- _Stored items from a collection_
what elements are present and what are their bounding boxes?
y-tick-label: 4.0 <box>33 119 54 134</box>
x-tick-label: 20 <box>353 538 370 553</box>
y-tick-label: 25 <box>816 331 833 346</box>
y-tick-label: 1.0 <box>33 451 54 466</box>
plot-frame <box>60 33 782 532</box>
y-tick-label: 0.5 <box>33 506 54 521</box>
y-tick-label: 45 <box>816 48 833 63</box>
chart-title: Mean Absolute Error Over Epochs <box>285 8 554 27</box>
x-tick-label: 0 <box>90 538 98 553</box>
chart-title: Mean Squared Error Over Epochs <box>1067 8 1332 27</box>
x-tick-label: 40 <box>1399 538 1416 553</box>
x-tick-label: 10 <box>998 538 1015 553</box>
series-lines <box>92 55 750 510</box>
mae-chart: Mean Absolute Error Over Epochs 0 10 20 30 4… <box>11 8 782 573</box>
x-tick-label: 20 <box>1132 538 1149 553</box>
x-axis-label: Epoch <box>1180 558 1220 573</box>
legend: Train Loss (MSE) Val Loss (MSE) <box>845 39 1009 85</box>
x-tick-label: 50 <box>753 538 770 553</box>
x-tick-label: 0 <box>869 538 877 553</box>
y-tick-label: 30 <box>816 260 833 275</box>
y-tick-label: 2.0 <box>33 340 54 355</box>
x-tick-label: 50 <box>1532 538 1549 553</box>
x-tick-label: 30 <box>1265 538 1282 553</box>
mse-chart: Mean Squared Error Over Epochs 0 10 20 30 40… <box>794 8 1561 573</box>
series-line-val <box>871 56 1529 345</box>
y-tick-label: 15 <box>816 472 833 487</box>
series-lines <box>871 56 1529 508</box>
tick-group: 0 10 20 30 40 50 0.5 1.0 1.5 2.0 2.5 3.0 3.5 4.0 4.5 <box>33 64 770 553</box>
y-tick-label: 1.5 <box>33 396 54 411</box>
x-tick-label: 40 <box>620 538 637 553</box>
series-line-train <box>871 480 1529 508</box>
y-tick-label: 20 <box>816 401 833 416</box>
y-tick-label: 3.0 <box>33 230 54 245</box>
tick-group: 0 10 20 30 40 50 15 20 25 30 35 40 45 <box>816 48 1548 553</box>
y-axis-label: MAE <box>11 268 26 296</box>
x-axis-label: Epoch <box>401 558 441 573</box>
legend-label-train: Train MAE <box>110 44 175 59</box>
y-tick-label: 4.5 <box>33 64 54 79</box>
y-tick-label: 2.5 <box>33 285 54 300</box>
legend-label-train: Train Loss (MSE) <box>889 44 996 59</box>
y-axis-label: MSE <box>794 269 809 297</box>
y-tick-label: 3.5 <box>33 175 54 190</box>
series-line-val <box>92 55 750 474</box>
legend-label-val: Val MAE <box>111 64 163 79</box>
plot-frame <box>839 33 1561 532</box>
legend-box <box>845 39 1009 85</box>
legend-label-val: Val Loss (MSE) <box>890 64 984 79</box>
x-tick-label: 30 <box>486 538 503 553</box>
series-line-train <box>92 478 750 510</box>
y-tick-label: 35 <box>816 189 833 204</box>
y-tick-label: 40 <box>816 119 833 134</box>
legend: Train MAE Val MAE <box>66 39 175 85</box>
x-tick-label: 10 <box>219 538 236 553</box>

==

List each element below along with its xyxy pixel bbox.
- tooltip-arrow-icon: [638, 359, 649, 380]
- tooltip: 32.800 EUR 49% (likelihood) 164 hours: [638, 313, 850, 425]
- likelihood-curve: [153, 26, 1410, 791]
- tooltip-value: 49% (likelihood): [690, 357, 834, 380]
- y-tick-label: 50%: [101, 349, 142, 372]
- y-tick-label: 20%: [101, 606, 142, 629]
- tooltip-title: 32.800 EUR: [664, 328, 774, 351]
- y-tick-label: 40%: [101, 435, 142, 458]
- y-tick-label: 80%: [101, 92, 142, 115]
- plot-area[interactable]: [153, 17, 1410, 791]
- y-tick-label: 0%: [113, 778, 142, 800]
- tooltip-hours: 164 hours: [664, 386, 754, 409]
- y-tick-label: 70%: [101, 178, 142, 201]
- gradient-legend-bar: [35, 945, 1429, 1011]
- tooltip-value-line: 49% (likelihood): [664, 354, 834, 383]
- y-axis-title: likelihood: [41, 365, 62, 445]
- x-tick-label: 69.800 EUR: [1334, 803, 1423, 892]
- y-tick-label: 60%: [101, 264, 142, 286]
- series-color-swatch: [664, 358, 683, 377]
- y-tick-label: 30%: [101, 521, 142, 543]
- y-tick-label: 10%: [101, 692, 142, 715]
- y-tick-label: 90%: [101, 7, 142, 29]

- _PROBLEM DESCRIPTION_
Return everything from the line containing "what elements are" down to the line containing "x-tick-label: 50 <box>753 538 770 553</box>", reproducing those lines exactly and including both ends.

- _FINAL RESULT_
what elements are present and what are their bounding boxes?
y-tick-label: 4.0 <box>33 119 54 134</box>
x-tick-label: 20 <box>353 538 370 553</box>
y-tick-label: 25 <box>816 331 833 346</box>
y-tick-label: 1.0 <box>33 451 54 466</box>
plot-frame <box>60 33 782 532</box>
y-tick-label: 0.5 <box>33 506 54 521</box>
y-tick-label: 45 <box>816 48 833 63</box>
chart-title: Mean Absolute Error Over Epochs <box>285 8 554 27</box>
x-tick-label: 0 <box>90 538 98 553</box>
chart-title: Mean Squared Error Over Epochs <box>1067 8 1332 27</box>
x-tick-label: 40 <box>1399 538 1416 553</box>
x-tick-label: 10 <box>998 538 1015 553</box>
series-lines <box>92 55 750 510</box>
mae-chart: Mean Absolute Error Over Epochs 0 10 20 30 4… <box>11 8 782 573</box>
x-tick-label: 20 <box>1132 538 1149 553</box>
x-axis-label: Epoch <box>1180 558 1220 573</box>
legend: Train Loss (MSE) Val Loss (MSE) <box>845 39 1009 85</box>
x-tick-label: 50 <box>753 538 770 553</box>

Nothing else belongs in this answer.